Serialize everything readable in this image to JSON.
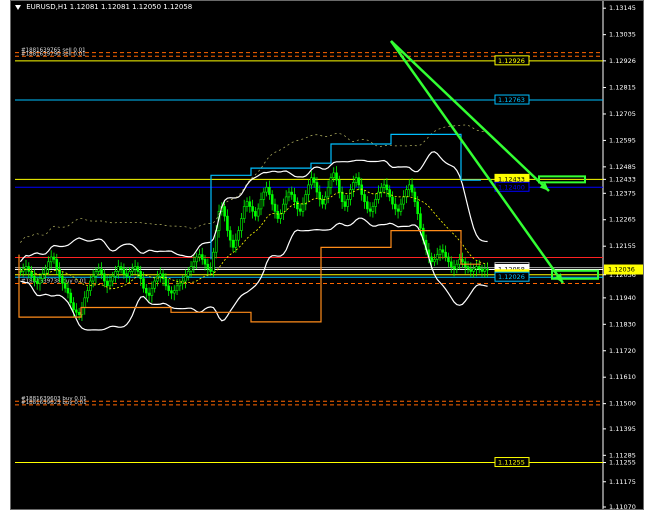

--

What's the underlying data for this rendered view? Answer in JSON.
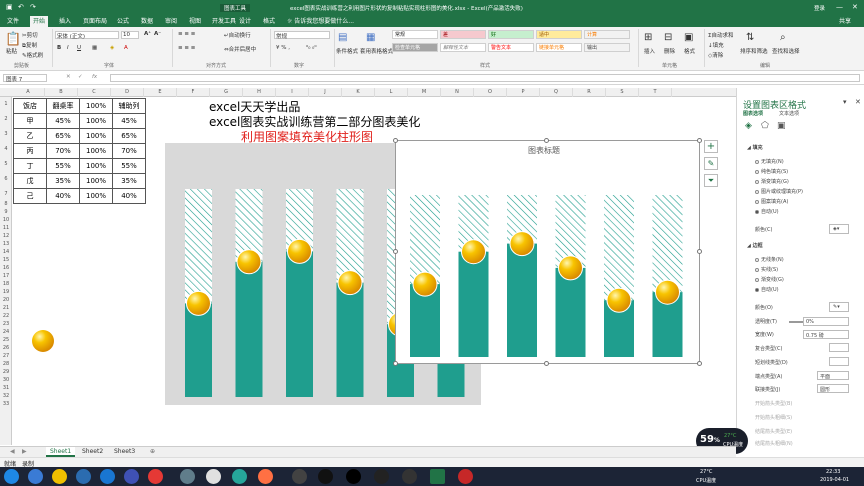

--

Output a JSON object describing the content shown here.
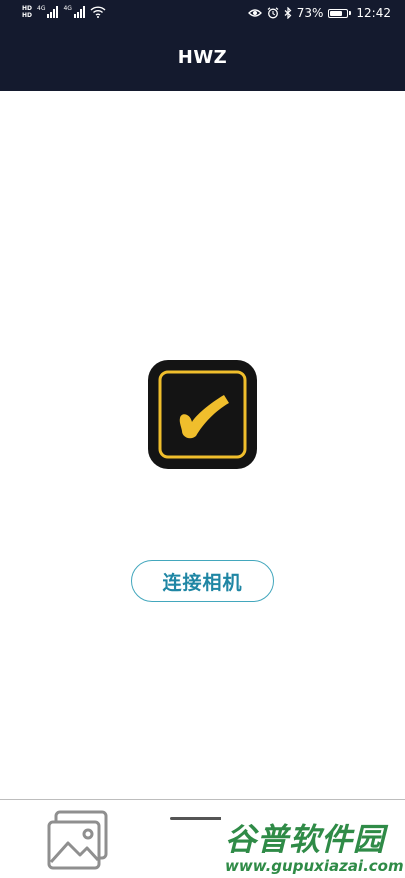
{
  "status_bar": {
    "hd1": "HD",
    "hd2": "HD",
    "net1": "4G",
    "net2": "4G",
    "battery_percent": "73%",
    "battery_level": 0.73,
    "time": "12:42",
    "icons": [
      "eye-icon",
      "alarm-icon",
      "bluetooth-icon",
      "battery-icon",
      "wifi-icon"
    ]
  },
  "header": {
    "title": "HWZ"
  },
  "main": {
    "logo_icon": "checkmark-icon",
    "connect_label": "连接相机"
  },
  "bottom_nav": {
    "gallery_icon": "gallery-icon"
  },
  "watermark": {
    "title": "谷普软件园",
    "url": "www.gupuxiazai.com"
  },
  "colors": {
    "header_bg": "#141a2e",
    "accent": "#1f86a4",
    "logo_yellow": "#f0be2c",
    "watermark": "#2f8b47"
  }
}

# What is being asked
State the number of lines in the preceding entries that include the word "this". Provide nothing else.

# Expected answer
2